• _WHAT YOU WILL DO_
Can the data below be echoed back word for word?

Extracted records:
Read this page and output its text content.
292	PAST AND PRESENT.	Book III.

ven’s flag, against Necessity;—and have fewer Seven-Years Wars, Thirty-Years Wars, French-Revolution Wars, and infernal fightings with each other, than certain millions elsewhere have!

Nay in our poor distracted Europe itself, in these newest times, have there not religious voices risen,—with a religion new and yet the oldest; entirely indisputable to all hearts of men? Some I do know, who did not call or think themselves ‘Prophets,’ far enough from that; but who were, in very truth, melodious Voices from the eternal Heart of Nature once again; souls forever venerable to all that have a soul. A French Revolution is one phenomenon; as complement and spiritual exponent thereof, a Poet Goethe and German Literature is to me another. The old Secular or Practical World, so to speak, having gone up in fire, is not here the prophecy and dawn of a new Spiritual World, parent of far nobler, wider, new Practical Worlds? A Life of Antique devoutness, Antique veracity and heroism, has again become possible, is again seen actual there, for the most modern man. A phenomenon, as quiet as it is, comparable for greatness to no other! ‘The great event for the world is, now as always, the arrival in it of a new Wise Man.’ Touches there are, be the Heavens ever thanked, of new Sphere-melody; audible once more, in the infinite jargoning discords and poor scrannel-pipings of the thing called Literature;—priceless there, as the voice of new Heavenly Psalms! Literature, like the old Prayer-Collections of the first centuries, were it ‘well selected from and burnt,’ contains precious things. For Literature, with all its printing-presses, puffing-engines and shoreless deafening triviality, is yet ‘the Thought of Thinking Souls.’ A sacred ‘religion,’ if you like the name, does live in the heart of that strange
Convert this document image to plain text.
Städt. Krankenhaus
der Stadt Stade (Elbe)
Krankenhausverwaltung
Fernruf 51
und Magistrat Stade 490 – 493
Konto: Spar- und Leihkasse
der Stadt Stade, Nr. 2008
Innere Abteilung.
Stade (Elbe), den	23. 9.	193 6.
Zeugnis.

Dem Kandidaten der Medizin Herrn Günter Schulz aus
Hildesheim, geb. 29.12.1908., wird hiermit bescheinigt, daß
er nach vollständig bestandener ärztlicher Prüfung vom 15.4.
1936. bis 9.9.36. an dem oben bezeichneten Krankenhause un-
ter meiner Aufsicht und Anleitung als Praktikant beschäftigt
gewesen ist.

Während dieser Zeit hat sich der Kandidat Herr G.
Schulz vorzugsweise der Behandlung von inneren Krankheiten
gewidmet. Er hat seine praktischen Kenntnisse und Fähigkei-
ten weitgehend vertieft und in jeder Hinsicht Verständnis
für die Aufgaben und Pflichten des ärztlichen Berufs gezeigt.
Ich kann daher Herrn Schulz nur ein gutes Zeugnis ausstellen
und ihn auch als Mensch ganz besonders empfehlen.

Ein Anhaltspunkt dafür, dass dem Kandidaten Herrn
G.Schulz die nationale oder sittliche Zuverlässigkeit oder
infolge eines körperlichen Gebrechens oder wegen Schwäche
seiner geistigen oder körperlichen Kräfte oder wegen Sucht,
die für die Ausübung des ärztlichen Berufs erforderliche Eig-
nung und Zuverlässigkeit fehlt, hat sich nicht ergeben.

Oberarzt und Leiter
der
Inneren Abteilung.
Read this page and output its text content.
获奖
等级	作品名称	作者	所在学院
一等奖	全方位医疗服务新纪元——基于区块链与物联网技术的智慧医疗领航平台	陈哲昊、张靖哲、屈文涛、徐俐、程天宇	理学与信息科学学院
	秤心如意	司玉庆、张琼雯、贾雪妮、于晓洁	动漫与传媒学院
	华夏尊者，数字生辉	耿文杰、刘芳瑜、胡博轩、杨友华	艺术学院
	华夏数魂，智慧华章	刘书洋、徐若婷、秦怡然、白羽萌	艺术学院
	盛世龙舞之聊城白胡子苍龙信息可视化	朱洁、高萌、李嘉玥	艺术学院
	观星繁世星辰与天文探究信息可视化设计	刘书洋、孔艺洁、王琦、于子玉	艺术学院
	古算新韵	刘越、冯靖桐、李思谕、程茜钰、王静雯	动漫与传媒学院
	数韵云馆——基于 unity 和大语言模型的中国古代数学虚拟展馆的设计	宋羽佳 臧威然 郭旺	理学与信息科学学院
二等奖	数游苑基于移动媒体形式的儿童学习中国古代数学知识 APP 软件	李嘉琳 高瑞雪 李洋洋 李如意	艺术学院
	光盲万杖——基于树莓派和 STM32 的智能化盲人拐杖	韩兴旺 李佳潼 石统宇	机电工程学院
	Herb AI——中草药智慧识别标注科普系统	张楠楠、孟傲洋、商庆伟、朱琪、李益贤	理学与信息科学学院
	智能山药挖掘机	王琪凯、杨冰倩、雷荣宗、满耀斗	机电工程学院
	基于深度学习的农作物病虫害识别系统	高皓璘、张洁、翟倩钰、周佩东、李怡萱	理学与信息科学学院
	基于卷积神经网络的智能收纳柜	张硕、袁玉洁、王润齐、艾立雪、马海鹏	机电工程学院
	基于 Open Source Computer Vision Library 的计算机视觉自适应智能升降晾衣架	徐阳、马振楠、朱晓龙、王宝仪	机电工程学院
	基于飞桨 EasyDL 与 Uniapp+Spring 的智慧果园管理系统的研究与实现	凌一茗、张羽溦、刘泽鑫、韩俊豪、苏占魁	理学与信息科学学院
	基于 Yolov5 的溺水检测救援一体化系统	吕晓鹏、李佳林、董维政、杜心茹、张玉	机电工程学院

• _SOLUTION TO THE PROBLEM_
Read this page and output its text content.
292	PAST AND PRESENT.	Book III.

ven’s flag, against Necessity;—and have fewer Seven-Years Wars, Thirty-Years Wars, French-Revolution Wars, and infernal fightings with each other, than certain millions elsewhere have!

Nay in our poor distracted Europe itself, in these newest times, have there not religious voices risen,—with a religion new and yet the oldest; entirely indisputable to all hearts of men? Some I do know, who did not call or think themselves ‘Prophets,’ far enough from that; but who were, in very truth, melodious Voices from the eternal Heart of Nature once again; souls forever venerable to all that have a soul. A French Revolution is one phenomenon; as complement and spiritual exponent thereof, a Poet Goethe and German Literature is to me another. The old Secular or Practical World, so to speak, having gone up in fire, is not here the prophecy and dawn of a new Spiritual World, parent of far nobler, wider, new Practical Worlds? A Life of Antique devoutness, Antique veracity and heroism, has again become possible, is again seen actual there, for the most modern man. A phenomenon, as quiet as it is, comparable for greatness to no other! ‘The great event for the world is, now as always, the arrival in it of a new Wise Man.’ Touches there are, be the Heavens ever thanked, of new Sphere-melody; audible once more, in the infinite jargoning discords and poor scrannel-pipings of the thing called Literature;—priceless there, as the voice of new Heavenly Psalms! Literature, like the old Prayer-Collections of the first centuries, were it ‘well selected from and burnt,’ contains precious things. For Literature, with all its printing-presses, puffing-engines and shoreless deafening triviality, is yet ‘the Thought of Thinking Souls.’ A sacred ‘religion,’ if you like the name, does live in the heart of that strange
Convert this document image to plain text.
Städt. Krankenhaus
der Stadt Stade (Elbe)
Krankenhausverwaltung
Fernruf 51
und Magistrat Stade 490 – 493
Konto: Spar- und Leihkasse
der Stadt Stade, Nr. 2008
Innere Abteilung.
Stade (Elbe), den	23. 9.	193 6.
Zeugnis.

Dem Kandidaten der Medizin Herrn Günter Schulz aus
Hildesheim, geb. 29.12.1908., wird hiermit bescheinigt, daß
er nach vollständig bestandener ärztlicher Prüfung vom 15.4.
1936. bis 9.9.36. an dem oben bezeichneten Krankenhause un-
ter meiner Aufsicht und Anleitung als Praktikant beschäftigt
gewesen ist.

Während dieser Zeit hat sich der Kandidat Herr G.
Schulz vorzugsweise der Behandlung von inneren Krankheiten
gewidmet. Er hat seine praktischen Kenntnisse und Fähigkei-
ten weitgehend vertieft und in jeder Hinsicht Verständnis
für die Aufgaben und Pflichten des ärztlichen Berufs gezeigt.
Ich kann daher Herrn Schulz nur ein gutes Zeugnis ausstellen
und ihn auch als Mensch ganz besonders empfehlen.

Ein Anhaltspunkt dafür, dass dem Kandidaten Herrn
G.Schulz die nationale oder sittliche Zuverlässigkeit oder
infolge eines körperlichen Gebrechens oder wegen Schwäche
seiner geistigen oder körperlichen Kräfte oder wegen Sucht,
die für die Ausübung des ärztlichen Berufs erforderliche Eig-
nung und Zuverlässigkeit fehlt, hat sich nicht ergeben.

Oberarzt und Leiter
der
Inneren Abteilung.
Read this page and output its text content.
获奖
等级	作品名称	作者	所在学院
一等奖	全方位医疗服务新纪元——基于区块链与物联网技术的智慧医疗领航平台	陈哲昊、张靖哲、屈文涛、徐俐、程天宇	理学与信息科学学院
	秤心如意	司玉庆、张琼雯、贾雪妮、于晓洁	动漫与传媒学院
	华夏尊者，数字生辉	耿文杰、刘芳瑜、胡博轩、杨友华	艺术学院
	华夏数魂，智慧华章	刘书洋、徐若婷、秦怡然、白羽萌	艺术学院
	盛世龙舞之聊城白胡子苍龙信息可视化	朱洁、高萌、李嘉玥	艺术学院
	观星繁世星辰与天文探究信息可视化设计	刘书洋、孔艺洁、王琦、于子玉	艺术学院
	古算新韵	刘越、冯靖桐、李思谕、程茜钰、王静雯	动漫与传媒学院
	数韵云馆——基于 unity 和大语言模型的中国古代数学虚拟展馆的设计	宋羽佳 臧威然 郭旺	理学与信息科学学院
二等奖	数游苑基于移动媒体形式的儿童学习中国古代数学知识 APP 软件	李嘉琳 高瑞雪 李洋洋 李如意	艺术学院
	光盲万杖——基于树莓派和 STM32 的智能化盲人拐杖	韩兴旺 李佳潼 石统宇	机电工程学院
	Herb AI——中草药智慧识别标注科普系统	张楠楠、孟傲洋、商庆伟、朱琪、李益贤	理学与信息科学学院
	智能山药挖掘机	王琪凯、杨冰倩、雷荣宗、满耀斗	机电工程学院
	基于深度学习的农作物病虫害识别系统	高皓璘、张洁、翟倩钰、周佩东、李怡萱	理学与信息科学学院
	基于卷积神经网络的智能收纳柜	张硕、袁玉洁、王润齐、艾立雪、马海鹏	机电工程学院
	基于 Open Source Computer Vision Library 的计算机视觉自适应智能升降晾衣架	徐阳、马振楠、朱晓龙、王宝仪	机电工程学院
	基于飞桨 EasyDL 与 Uniapp+Spring 的智慧果园管理系统的研究与实现	凌一茗、张羽溦、刘泽鑫、韩俊豪、苏占魁	理学与信息科学学院
	基于 Yolov5 的溺水检测救援一体化系统	吕晓鹏、李佳林、董维政、杜心茹、张玉	机电工程学院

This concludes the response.